Figure record listings
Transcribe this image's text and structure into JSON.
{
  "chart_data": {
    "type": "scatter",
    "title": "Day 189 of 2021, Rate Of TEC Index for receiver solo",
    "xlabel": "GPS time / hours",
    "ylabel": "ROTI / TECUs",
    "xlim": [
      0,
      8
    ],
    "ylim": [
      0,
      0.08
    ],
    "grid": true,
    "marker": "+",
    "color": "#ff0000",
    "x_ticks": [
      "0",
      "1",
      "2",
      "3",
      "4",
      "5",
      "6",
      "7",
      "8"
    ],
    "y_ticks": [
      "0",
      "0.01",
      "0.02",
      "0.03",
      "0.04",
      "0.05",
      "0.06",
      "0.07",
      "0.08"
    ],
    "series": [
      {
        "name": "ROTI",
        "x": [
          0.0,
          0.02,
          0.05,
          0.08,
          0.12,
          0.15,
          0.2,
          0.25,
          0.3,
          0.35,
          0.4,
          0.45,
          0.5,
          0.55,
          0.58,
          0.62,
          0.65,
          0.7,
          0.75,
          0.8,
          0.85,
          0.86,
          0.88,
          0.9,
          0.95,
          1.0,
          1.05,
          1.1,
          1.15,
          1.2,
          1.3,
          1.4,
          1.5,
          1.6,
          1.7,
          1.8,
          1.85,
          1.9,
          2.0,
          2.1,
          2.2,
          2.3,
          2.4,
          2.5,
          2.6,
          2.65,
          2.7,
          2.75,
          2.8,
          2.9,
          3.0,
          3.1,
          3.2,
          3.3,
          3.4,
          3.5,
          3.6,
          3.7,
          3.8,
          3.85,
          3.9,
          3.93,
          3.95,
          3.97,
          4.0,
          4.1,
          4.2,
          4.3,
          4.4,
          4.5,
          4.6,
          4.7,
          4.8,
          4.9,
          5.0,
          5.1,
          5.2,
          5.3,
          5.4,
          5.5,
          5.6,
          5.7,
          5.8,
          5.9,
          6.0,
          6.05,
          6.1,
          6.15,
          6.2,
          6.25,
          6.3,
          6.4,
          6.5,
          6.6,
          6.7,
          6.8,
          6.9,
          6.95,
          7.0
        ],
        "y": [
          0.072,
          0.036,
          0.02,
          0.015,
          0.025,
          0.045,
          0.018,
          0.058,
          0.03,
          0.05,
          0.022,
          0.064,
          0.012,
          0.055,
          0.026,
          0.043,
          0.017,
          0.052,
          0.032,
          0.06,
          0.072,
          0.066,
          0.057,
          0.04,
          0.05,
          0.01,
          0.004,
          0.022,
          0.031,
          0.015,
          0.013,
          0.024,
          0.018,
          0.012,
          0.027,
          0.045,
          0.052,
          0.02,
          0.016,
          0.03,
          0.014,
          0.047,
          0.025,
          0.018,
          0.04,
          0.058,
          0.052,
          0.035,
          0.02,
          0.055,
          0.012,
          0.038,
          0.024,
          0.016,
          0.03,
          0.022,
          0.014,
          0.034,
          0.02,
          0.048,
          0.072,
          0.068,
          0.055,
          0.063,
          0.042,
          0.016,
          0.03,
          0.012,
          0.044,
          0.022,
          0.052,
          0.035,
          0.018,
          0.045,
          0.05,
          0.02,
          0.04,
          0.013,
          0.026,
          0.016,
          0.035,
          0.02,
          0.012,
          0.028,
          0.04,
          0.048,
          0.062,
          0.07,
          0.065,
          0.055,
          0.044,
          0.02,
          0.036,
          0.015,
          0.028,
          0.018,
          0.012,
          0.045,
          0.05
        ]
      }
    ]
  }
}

*PROBLEM DESCRIPTION*
Print the complete listing again, exactly as it stands.

*RESPONSE*
Transcribe this image's text and structure into JSON.
{
  "chart_data": {
    "type": "scatter",
    "title": "Day 189 of 2021, Rate Of TEC Index for receiver solo",
    "xlabel": "GPS time / hours",
    "ylabel": "ROTI / TECUs",
    "xlim": [
      0,
      8
    ],
    "ylim": [
      0,
      0.08
    ],
    "grid": true,
    "marker": "+",
    "color": "#ff0000",
    "x_ticks": [
      "0",
      "1",
      "2",
      "3",
      "4",
      "5",
      "6",
      "7",
      "8"
    ],
    "y_ticks": [
      "0",
      "0.01",
      "0.02",
      "0.03",
      "0.04",
      "0.05",
      "0.06",
      "0.07",
      "0.08"
    ],
    "series": [
      {
        "name": "ROTI",
        "x": [
          0.0,
          0.02,
          0.05,
          0.08,
          0.12,
          0.15,
          0.2,
          0.25,
          0.3,
          0.35,
          0.4,
          0.45,
          0.5,
          0.55,
          0.58,
          0.62,
          0.65,
          0.7,
          0.75,
          0.8,
          0.85,
          0.86,
          0.88,
          0.9,
          0.95,
          1.0,
          1.05,
          1.1,
          1.15,
          1.2,
          1.3,
          1.4,
          1.5,
          1.6,
          1.7,
          1.8,
          1.85,
          1.9,
          2.0,
          2.1,
          2.2,
          2.3,
          2.4,
          2.5,
          2.6,
          2.65,
          2.7,
          2.75,
          2.8,
          2.9,
          3.0,
          3.1,
          3.2,
          3.3,
          3.4,
          3.5,
          3.6,
          3.7,
          3.8,
          3.85,
          3.9,
          3.93,
          3.95,
          3.97,
          4.0,
          4.1,
          4.2,
          4.3,
          4.4,
          4.5,
          4.6,
          4.7,
          4.8,
          4.9,
          5.0,
          5.1,
          5.2,
          5.3,
          5.4,
          5.5,
          5.6,
          5.7,
          5.8,
          5.9,
          6.0,
          6.05,
          6.1,
          6.15,
          6.2,
          6.25,
          6.3,
          6.4,
          6.5,
          6.6,
          6.7,
          6.8,
          6.9,
          6.95,
          7.0
        ],
        "y": [
          0.072,
          0.036,
          0.02,
          0.015,
          0.025,
          0.045,
          0.018,
          0.058,
          0.03,
          0.05,
          0.022,
          0.064,
          0.012,
          0.055,
          0.026,
          0.043,
          0.017,
          0.052,
          0.032,
          0.06,
          0.072,
          0.066,
          0.057,
          0.04,
          0.05,
          0.01,
          0.004,
          0.022,
          0.031,
          0.015,
          0.013,
          0.024,
          0.018,
          0.012,
          0.027,
          0.045,
          0.052,
          0.02,
          0.016,
          0.03,
          0.014,
          0.047,
          0.025,
          0.018,
          0.04,
          0.058,
          0.052,
          0.035,
          0.02,
          0.055,
          0.012,
          0.038,
          0.024,
          0.016,
          0.03,
          0.022,
          0.014,
          0.034,
          0.02,
          0.048,
          0.072,
          0.068,
          0.055,
          0.063,
          0.042,
          0.016,
          0.03,
          0.012,
          0.044,
          0.022,
          0.052,
          0.035,
          0.018,
          0.045,
          0.05,
          0.02,
          0.04,
          0.013,
          0.026,
          0.016,
          0.035,
          0.02,
          0.012,
          0.028,
          0.04,
          0.048,
          0.062,
          0.07,
          0.065,
          0.055,
          0.044,
          0.02,
          0.036,
          0.015,
          0.028,
          0.018,
          0.012,
          0.045,
          0.05
        ]
      }
    ]
  }
}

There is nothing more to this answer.